Goal — Please copy every line of the records below that holds the word "marker".

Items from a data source
══════════
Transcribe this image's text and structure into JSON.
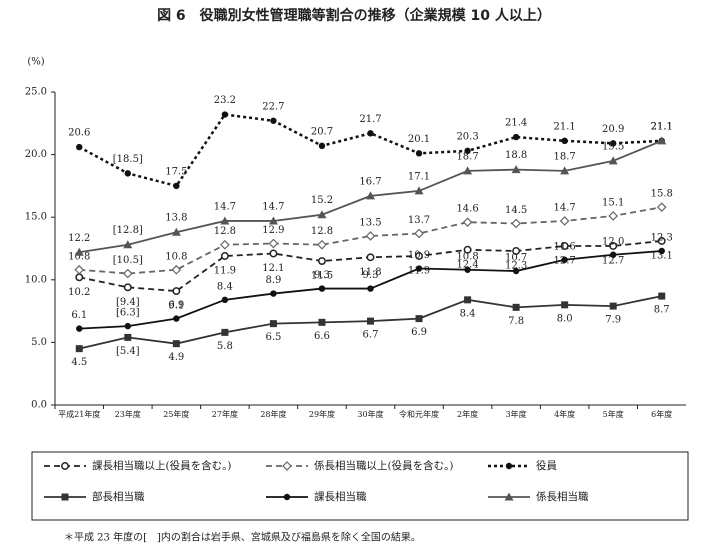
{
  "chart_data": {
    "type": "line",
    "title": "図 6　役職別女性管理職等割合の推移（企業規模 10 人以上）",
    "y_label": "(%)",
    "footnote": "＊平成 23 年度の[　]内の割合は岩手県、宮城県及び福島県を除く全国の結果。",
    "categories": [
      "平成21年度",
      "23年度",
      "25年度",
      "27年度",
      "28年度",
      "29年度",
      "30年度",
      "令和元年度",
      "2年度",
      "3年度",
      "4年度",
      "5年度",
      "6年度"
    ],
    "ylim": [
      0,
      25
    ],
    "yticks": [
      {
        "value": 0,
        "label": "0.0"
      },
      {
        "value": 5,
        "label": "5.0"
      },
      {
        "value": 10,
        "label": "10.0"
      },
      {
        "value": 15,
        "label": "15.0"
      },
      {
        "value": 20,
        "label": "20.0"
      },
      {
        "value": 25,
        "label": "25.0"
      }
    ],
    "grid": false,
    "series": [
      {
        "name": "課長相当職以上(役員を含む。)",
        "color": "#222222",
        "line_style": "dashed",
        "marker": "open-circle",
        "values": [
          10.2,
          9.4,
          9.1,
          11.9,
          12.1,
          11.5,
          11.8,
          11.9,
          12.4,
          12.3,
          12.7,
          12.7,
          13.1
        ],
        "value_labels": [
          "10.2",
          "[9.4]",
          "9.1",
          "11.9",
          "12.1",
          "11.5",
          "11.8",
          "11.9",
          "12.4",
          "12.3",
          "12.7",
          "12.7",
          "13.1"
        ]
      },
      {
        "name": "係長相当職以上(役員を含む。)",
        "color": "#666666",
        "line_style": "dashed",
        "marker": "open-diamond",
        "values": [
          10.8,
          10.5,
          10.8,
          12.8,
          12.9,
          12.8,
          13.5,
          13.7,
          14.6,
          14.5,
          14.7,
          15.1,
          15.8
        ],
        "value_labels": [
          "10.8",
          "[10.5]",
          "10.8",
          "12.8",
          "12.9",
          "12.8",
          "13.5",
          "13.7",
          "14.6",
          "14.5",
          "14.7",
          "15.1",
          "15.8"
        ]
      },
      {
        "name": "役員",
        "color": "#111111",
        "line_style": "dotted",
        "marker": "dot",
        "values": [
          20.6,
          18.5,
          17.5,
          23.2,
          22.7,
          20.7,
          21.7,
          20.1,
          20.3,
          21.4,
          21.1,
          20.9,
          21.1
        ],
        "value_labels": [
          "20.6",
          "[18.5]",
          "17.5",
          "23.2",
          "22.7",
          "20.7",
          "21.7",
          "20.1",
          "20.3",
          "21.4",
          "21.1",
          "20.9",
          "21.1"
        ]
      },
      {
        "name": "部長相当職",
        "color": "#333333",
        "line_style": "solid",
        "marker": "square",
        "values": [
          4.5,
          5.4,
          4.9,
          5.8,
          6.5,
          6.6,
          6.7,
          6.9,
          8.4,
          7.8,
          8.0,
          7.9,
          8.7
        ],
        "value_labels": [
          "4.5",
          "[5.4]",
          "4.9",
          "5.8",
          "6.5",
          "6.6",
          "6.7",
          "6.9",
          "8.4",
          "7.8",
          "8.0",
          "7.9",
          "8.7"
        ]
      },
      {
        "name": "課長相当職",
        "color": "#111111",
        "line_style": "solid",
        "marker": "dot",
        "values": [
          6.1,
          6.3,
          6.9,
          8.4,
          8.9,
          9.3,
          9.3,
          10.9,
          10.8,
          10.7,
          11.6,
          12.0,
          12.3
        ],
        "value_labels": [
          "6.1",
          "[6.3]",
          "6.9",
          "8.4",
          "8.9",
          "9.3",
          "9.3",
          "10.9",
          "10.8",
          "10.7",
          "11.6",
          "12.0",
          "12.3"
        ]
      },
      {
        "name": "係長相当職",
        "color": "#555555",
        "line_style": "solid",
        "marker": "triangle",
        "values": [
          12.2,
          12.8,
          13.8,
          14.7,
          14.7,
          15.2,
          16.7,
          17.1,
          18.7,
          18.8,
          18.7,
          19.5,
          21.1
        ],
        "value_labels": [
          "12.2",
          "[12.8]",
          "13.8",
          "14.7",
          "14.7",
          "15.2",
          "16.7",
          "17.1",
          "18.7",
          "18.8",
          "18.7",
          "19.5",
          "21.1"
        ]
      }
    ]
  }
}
══════════
Full output —
        "marker": "open-circle",
        "marker": "open-diamond",
        "marker": "dot",
        "marker": "square",
        "marker": "dot",
        "marker": "triangle",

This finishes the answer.